WORK REQUIRED:
Go through the records and extract every line with the word "content".

AVAILABLE RECORDS:
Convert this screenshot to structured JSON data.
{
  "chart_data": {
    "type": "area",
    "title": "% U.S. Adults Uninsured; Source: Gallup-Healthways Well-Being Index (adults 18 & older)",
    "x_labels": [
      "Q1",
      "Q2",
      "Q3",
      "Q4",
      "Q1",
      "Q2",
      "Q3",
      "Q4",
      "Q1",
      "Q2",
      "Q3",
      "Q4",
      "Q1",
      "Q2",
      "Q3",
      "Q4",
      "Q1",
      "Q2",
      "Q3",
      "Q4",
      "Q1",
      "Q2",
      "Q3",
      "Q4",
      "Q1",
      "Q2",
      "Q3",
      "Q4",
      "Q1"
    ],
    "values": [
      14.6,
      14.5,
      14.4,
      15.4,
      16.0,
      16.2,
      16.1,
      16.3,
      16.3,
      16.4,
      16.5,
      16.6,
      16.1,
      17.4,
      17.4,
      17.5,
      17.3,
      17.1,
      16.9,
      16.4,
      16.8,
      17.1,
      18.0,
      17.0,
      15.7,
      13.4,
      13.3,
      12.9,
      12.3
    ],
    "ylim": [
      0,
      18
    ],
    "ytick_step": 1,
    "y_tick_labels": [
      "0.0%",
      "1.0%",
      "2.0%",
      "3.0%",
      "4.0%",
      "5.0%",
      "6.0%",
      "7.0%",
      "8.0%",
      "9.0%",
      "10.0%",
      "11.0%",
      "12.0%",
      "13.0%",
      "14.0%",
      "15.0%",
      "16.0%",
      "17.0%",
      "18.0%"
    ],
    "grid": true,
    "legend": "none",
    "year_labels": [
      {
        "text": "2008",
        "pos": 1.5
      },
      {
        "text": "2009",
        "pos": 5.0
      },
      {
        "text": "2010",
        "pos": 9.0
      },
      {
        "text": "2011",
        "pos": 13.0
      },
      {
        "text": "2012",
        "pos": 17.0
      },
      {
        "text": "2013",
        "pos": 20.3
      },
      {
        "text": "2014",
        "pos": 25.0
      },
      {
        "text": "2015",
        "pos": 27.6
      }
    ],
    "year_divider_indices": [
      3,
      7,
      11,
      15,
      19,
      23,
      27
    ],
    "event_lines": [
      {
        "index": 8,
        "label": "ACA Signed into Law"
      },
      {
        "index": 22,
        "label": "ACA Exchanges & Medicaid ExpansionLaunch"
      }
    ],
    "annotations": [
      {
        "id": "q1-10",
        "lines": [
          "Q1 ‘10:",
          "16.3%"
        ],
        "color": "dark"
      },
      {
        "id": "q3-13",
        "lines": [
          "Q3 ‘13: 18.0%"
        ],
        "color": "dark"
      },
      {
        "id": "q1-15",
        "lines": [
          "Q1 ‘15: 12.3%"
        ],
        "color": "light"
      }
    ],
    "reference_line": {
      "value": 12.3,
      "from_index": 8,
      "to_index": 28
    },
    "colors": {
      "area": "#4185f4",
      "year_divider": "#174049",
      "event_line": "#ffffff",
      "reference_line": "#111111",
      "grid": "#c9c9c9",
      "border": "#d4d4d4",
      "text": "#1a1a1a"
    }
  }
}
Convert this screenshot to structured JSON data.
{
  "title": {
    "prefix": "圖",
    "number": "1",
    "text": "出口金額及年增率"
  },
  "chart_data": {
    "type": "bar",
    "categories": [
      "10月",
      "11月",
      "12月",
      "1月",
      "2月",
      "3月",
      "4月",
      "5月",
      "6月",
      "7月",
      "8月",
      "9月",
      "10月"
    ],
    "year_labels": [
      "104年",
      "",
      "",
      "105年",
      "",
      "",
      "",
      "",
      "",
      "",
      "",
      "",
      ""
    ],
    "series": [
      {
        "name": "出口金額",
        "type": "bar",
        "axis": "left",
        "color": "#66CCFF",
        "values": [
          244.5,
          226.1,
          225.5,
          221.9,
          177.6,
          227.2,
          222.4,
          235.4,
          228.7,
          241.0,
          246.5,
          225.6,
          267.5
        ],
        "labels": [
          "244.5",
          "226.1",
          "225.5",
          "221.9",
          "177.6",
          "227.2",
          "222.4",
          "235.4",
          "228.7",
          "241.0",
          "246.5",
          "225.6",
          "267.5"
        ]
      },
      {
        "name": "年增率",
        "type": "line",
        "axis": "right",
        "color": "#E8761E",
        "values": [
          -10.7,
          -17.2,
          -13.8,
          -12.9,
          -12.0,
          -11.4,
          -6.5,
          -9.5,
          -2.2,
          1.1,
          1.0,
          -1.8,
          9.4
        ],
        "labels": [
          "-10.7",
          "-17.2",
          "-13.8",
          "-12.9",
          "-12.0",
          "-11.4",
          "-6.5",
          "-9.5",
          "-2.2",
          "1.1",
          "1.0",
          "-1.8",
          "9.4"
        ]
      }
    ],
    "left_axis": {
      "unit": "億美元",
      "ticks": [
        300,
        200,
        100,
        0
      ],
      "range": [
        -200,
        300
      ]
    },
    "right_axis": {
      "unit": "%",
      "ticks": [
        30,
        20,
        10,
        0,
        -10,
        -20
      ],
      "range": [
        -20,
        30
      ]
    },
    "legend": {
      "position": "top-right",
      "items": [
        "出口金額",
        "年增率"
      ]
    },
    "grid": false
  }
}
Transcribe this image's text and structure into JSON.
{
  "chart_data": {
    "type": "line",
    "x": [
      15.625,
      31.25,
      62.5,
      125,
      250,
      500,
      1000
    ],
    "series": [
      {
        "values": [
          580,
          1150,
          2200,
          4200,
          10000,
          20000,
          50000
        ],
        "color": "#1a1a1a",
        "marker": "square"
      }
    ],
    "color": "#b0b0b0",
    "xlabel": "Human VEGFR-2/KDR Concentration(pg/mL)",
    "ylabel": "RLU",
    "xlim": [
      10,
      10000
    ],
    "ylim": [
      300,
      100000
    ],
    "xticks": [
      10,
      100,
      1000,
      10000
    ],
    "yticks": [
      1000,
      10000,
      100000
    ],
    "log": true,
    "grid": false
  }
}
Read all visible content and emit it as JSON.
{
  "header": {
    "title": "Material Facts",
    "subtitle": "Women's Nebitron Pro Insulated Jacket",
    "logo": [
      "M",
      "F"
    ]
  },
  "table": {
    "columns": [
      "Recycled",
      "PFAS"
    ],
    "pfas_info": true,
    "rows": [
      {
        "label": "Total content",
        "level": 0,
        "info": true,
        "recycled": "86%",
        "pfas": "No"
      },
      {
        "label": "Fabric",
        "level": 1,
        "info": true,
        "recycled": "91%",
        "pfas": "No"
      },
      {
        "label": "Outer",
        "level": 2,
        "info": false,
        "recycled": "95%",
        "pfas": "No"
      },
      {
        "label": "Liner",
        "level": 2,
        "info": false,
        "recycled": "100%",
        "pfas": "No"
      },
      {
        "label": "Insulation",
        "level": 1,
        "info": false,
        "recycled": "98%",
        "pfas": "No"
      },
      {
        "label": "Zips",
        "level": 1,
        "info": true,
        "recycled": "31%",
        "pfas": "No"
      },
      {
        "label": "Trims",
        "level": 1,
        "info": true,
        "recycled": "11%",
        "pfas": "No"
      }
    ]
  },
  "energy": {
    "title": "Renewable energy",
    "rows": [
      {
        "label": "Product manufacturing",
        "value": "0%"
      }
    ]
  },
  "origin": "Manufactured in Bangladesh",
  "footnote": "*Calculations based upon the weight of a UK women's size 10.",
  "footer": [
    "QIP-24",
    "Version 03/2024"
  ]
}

COMPLETED EXERCISE:
Read all visible content and emit it as JSON.
        "label": "Total content",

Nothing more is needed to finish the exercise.